◆ **EXERCISE DETAILS**:
Retype the whole listing below, character for character.

◆ **DATA SECTION**:
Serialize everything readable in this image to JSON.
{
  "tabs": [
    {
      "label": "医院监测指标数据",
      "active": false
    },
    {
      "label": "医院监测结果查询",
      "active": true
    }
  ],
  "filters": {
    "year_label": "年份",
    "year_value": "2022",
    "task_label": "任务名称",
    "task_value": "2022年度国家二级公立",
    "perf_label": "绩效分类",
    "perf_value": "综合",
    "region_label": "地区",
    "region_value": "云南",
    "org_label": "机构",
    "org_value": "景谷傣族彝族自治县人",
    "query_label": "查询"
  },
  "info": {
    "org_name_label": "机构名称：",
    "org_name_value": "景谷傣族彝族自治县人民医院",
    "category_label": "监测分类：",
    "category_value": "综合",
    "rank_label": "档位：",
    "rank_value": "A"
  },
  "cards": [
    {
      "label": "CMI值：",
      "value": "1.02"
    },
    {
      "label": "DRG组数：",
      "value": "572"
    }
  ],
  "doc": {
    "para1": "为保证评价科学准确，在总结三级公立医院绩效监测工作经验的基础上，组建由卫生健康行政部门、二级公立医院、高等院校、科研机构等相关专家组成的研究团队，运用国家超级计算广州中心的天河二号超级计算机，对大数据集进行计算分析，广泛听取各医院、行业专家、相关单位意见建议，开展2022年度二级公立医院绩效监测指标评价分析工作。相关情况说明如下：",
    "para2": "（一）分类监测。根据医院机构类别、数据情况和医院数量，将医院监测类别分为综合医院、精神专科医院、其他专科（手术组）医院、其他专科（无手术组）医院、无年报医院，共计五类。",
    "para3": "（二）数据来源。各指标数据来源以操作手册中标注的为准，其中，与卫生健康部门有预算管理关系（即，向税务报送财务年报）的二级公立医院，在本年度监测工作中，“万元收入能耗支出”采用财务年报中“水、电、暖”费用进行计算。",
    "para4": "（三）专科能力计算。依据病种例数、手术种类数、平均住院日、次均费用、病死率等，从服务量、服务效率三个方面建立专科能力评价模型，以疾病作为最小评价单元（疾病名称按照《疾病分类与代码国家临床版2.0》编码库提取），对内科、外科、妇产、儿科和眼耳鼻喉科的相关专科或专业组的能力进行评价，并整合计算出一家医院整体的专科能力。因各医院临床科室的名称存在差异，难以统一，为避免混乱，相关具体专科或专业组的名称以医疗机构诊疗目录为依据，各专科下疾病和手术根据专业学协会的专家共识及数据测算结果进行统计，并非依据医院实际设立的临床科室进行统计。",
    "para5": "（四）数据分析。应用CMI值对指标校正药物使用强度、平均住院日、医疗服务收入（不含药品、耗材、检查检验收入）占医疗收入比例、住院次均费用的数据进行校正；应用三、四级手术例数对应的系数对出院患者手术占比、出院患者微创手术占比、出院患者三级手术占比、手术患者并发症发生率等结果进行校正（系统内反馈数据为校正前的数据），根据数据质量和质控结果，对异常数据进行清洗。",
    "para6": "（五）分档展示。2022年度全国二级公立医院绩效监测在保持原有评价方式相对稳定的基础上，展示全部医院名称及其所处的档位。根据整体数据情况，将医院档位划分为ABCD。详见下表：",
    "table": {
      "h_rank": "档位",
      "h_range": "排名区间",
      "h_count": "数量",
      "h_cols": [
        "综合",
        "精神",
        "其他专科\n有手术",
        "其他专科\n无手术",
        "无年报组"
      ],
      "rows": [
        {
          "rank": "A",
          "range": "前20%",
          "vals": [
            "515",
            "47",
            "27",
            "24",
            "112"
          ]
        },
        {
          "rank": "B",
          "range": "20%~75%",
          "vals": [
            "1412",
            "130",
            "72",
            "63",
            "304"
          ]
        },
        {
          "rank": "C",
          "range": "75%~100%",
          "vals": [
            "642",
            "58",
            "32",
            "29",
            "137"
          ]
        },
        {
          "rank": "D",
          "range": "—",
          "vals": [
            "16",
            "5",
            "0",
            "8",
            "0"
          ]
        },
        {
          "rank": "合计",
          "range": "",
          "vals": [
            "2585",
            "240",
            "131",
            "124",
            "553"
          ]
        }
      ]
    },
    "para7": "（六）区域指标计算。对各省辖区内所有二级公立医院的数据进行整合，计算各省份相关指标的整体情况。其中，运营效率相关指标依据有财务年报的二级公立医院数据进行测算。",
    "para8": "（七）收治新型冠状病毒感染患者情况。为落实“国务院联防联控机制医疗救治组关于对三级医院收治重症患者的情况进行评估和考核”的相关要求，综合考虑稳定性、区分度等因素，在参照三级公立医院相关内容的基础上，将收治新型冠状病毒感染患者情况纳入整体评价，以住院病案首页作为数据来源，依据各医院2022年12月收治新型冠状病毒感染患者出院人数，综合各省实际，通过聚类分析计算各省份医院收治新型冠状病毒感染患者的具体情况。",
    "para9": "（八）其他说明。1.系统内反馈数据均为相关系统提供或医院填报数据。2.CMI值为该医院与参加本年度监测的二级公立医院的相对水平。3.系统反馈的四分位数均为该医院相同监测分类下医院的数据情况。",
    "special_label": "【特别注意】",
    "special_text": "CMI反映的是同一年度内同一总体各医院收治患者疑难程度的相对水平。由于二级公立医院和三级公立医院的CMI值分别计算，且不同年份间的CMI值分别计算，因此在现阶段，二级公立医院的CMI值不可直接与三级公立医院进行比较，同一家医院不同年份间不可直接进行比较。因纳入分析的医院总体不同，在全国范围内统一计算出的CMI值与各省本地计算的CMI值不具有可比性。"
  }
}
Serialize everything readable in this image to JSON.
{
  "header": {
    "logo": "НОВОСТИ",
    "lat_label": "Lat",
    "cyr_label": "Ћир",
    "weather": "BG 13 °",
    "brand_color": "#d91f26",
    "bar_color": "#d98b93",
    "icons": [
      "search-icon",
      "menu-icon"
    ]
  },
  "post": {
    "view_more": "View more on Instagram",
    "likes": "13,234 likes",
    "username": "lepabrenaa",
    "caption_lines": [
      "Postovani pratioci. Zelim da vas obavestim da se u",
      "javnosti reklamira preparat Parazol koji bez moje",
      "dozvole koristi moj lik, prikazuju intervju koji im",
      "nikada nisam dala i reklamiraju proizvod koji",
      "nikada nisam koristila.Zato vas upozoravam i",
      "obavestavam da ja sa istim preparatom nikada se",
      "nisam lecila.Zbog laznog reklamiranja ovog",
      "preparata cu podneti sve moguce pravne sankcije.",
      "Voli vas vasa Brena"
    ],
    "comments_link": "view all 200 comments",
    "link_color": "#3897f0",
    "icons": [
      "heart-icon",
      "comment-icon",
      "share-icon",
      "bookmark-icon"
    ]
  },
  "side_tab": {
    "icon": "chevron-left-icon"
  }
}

◆ **ANSWER TO THIS EXERCISE**:
Serialize everything readable in this image to JSON.
{
  "tabs": [
    {
      "label": "医院监测指标数据",
      "active": false
    },
    {
      "label": "医院监测结果查询",
      "active": true
    }
  ],
  "filters": {
    "year_label": "年份",
    "year_value": "2022",
    "task_label": "任务名称",
    "task_value": "2022年度国家二级公立",
    "perf_label": "绩效分类",
    "perf_value": "综合",
    "region_label": "地区",
    "region_value": "云南",
    "org_label": "机构",
    "org_value": "景谷傣族彝族自治县人",
    "query_label": "查询"
  },
  "info": {
    "org_name_label": "机构名称：",
    "org_name_value": "景谷傣族彝族自治县人民医院",
    "category_label": "监测分类：",
    "category_value": "综合",
    "rank_label": "档位：",
    "rank_value": "A"
  },
  "cards": [
    {
      "label": "CMI值：",
      "value": "1.02"
    },
    {
      "label": "DRG组数：",
      "value": "572"
    }
  ],
  "doc": {
    "para1": "为保证评价科学准确，在总结三级公立医院绩效监测工作经验的基础上，组建由卫生健康行政部门、二级公立医院、高等院校、科研机构等相关专家组成的研究团队，运用国家超级计算广州中心的天河二号超级计算机，对大数据集进行计算分析，广泛听取各医院、行业专家、相关单位意见建议，开展2022年度二级公立医院绩效监测指标评价分析工作。相关情况说明如下：",
    "para2": "（一）分类监测。根据医院机构类别、数据情况和医院数量，将医院监测类别分为综合医院、精神专科医院、其他专科（手术组）医院、其他专科（无手术组）医院、无年报医院，共计五类。",
    "para3": "（二）数据来源。各指标数据来源以操作手册中标注的为准，其中，与卫生健康部门有预算管理关系（即，向税务报送财务年报）的二级公立医院，在本年度监测工作中，“万元收入能耗支出”采用财务年报中“水、电、暖”费用进行计算。",
    "para4": "（三）专科能力计算。依据病种例数、手术种类数、平均住院日、次均费用、病死率等，从服务量、服务效率三个方面建立专科能力评价模型，以疾病作为最小评价单元（疾病名称按照《疾病分类与代码国家临床版2.0》编码库提取），对内科、外科、妇产、儿科和眼耳鼻喉科的相关专科或专业组的能力进行评价，并整合计算出一家医院整体的专科能力。因各医院临床科室的名称存在差异，难以统一，为避免混乱，相关具体专科或专业组的名称以医疗机构诊疗目录为依据，各专科下疾病和手术根据专业学协会的专家共识及数据测算结果进行统计，并非依据医院实际设立的临床科室进行统计。",
    "para5": "（四）数据分析。应用CMI值对指标校正药物使用强度、平均住院日、医疗服务收入（不含药品、耗材、检查检验收入）占医疗收入比例、住院次均费用的数据进行校正；应用三、四级手术例数对应的系数对出院患者手术占比、出院患者微创手术占比、出院患者三级手术占比、手术患者并发症发生率等结果进行校正（系统内反馈数据为校正前的数据），根据数据质量和质控结果，对异常数据进行清洗。",
    "para6": "（五）分档展示。2022年度全国二级公立医院绩效监测在保持原有评价方式相对稳定的基础上，展示全部医院名称及其所处的档位。根据整体数据情况，将医院档位划分为ABCD。详见下表：",
    "table": {
      "h_rank": "档位",
      "h_range": "排名区间",
      "h_count": "数量",
      "h_cols": [
        "综合",
        "精神",
        "其他专科\n有手术",
        "其他专科\n无手术",
        "无年报组"
      ],
      "rows": [
        {
          "rank": "A",
          "range": "前20%",
          "vals": [
            "515",
            "47",
            "27",
            "24",
            "112"
          ]
        },
        {
          "rank": "B",
          "range": "20%~75%",
          "vals": [
            "1412",
            "130",
            "72",
            "63",
            "304"
          ]
        },
        {
          "rank": "C",
          "range": "75%~100%",
          "vals": [
            "642",
            "58",
            "32",
            "29",
            "137"
          ]
        },
        {
          "rank": "D",
          "range": "—",
          "vals": [
            "16",
            "5",
            "0",
            "8",
            "0"
          ]
        },
        {
          "rank": "合计",
          "range": "",
          "vals": [
            "2585",
            "240",
            "131",
            "124",
            "553"
          ]
        }
      ]
    },
    "para7": "（六）区域指标计算。对各省辖区内所有二级公立医院的数据进行整合，计算各省份相关指标的整体情况。其中，运营效率相关指标依据有财务年报的二级公立医院数据进行测算。",
    "para8": "（七）收治新型冠状病毒感染患者情况。为落实“国务院联防联控机制医疗救治组关于对三级医院收治重症患者的情况进行评估和考核”的相关要求，综合考虑稳定性、区分度等因素，在参照三级公立医院相关内容的基础上，将收治新型冠状病毒感染患者情况纳入整体评价，以住院病案首页作为数据来源，依据各医院2022年12月收治新型冠状病毒感染患者出院人数，综合各省实际，通过聚类分析计算各省份医院收治新型冠状病毒感染患者的具体情况。",
    "para9": "（八）其他说明。1.系统内反馈数据均为相关系统提供或医院填报数据。2.CMI值为该医院与参加本年度监测的二级公立医院的相对水平。3.系统反馈的四分位数均为该医院相同监测分类下医院的数据情况。",
    "special_label": "【特别注意】",
    "special_text": "CMI反映的是同一年度内同一总体各医院收治患者疑难程度的相对水平。由于二级公立医院和三级公立医院的CMI值分别计算，且不同年份间的CMI值分别计算，因此在现阶段，二级公立医院的CMI值不可直接与三级公立医院进行比较，同一家医院不同年份间不可直接进行比较。因纳入分析的医院总体不同，在全国范围内统一计算出的CMI值与各省本地计算的CMI值不具有可比性。"
  }
}
Serialize everything readable in this image to JSON.
{
  "header": {
    "logo": "НОВОСТИ",
    "lat_label": "Lat",
    "cyr_label": "Ћир",
    "weather": "BG 13 °",
    "brand_color": "#d91f26",
    "bar_color": "#d98b93",
    "icons": [
      "search-icon",
      "menu-icon"
    ]
  },
  "post": {
    "view_more": "View more on Instagram",
    "likes": "13,234 likes",
    "username": "lepabrenaa",
    "caption_lines": [
      "Postovani pratioci. Zelim da vas obavestim da se u",
      "javnosti reklamira preparat Parazol koji bez moje",
      "dozvole koristi moj lik, prikazuju intervju koji im",
      "nikada nisam dala i reklamiraju proizvod koji",
      "nikada nisam koristila.Zato vas upozoravam i",
      "obavestavam da ja sa istim preparatom nikada se",
      "nisam lecila.Zbog laznog reklamiranja ovog",
      "preparata cu podneti sve moguce pravne sankcije.",
      "Voli vas vasa Brena"
    ],
    "comments_link": "view all 200 comments",
    "link_color": "#3897f0",
    "icons": [
      "heart-icon",
      "comment-icon",
      "share-icon",
      "bookmark-icon"
    ]
  },
  "side_tab": {
    "icon": "chevron-left-icon"
  }
}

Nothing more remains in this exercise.